▶ _Exercise instructions_: Quote each line of the material verbatim, without the pictures.

▶ _Data provided_:
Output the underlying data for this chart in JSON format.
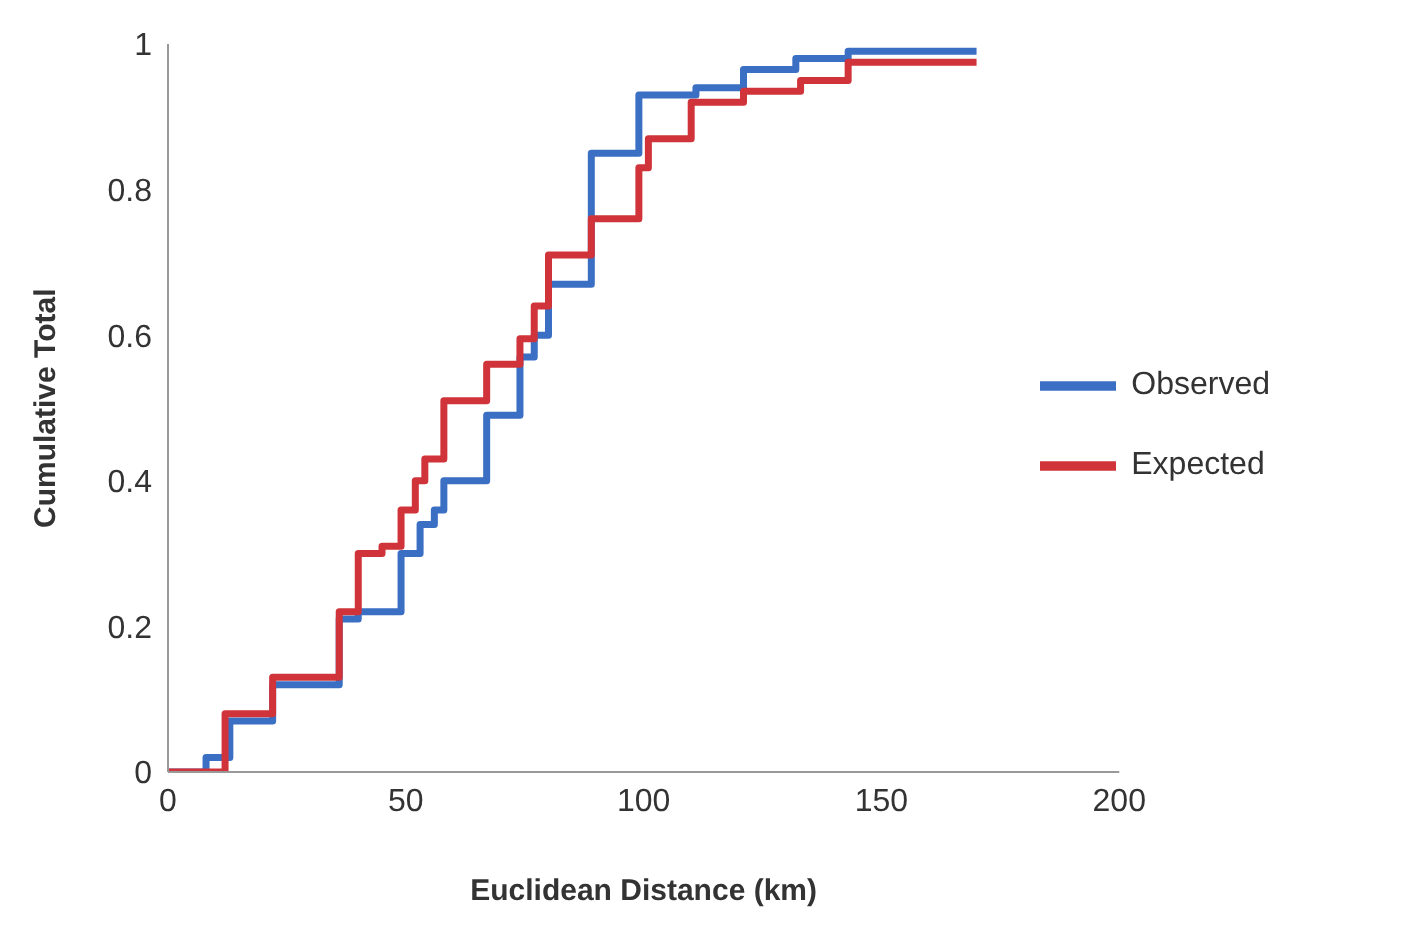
{
  "chart_data": {
    "type": "step",
    "xlabel": "Euclidean Distance (km)",
    "ylabel": "Cumulative Total",
    "xlim": [
      0,
      200
    ],
    "xticks": [
      0,
      50,
      100,
      150,
      200
    ],
    "ylim": [
      0,
      1
    ],
    "yticks": [
      0,
      0.2,
      0.4,
      0.6,
      0.8,
      1
    ],
    "grid": false,
    "legend": "right",
    "marker": "none",
    "line_style": "solid",
    "series": [
      {
        "name": "Observed",
        "color": "#3a6fc4",
        "x": [
          0,
          8,
          13,
          22,
          36,
          40,
          49,
          53,
          56,
          58,
          67,
          74,
          77,
          80,
          89,
          99,
          111,
          121,
          132,
          143,
          170
        ],
        "values": [
          0,
          0.02,
          0.07,
          0.12,
          0.21,
          0.22,
          0.3,
          0.34,
          0.36,
          0.4,
          0.49,
          0.57,
          0.6,
          0.67,
          0.85,
          0.93,
          0.94,
          0.965,
          0.98,
          0.99,
          0.99
        ]
      },
      {
        "name": "Expected",
        "color": "#d0343a",
        "x": [
          0,
          12,
          22,
          36,
          40,
          45,
          49,
          52,
          54,
          58,
          67,
          74,
          77,
          80,
          89,
          99,
          101,
          110,
          121,
          133,
          143,
          170
        ],
        "values": [
          0,
          0.08,
          0.13,
          0.22,
          0.3,
          0.31,
          0.36,
          0.4,
          0.43,
          0.51,
          0.56,
          0.595,
          0.64,
          0.71,
          0.76,
          0.83,
          0.87,
          0.92,
          0.935,
          0.95,
          0.975,
          0.975
        ]
      }
    ]
  }
}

▶ _Correct answer_:
Output the underlying data for this chart in JSON format.
{
  "chart_data": {
    "type": "step",
    "xlabel": "Euclidean Distance (km)",
    "ylabel": "Cumulative Total",
    "xlim": [
      0,
      200
    ],
    "xticks": [
      0,
      50,
      100,
      150,
      200
    ],
    "ylim": [
      0,
      1
    ],
    "yticks": [
      0,
      0.2,
      0.4,
      0.6,
      0.8,
      1
    ],
    "grid": false,
    "legend": "right",
    "marker": "none",
    "line_style": "solid",
    "series": [
      {
        "name": "Observed",
        "color": "#3a6fc4",
        "x": [
          0,
          8,
          13,
          22,
          36,
          40,
          49,
          53,
          56,
          58,
          67,
          74,
          77,
          80,
          89,
          99,
          111,
          121,
          132,
          143,
          170
        ],
        "values": [
          0,
          0.02,
          0.07,
          0.12,
          0.21,
          0.22,
          0.3,
          0.34,
          0.36,
          0.4,
          0.49,
          0.57,
          0.6,
          0.67,
          0.85,
          0.93,
          0.94,
          0.965,
          0.98,
          0.99,
          0.99
        ]
      },
      {
        "name": "Expected",
        "color": "#d0343a",
        "x": [
          0,
          12,
          22,
          36,
          40,
          45,
          49,
          52,
          54,
          58,
          67,
          74,
          77,
          80,
          89,
          99,
          101,
          110,
          121,
          133,
          143,
          170
        ],
        "values": [
          0,
          0.08,
          0.13,
          0.22,
          0.3,
          0.31,
          0.36,
          0.4,
          0.43,
          0.51,
          0.56,
          0.595,
          0.64,
          0.71,
          0.76,
          0.83,
          0.87,
          0.92,
          0.935,
          0.95,
          0.975,
          0.975
        ]
      }
    ]
  }
}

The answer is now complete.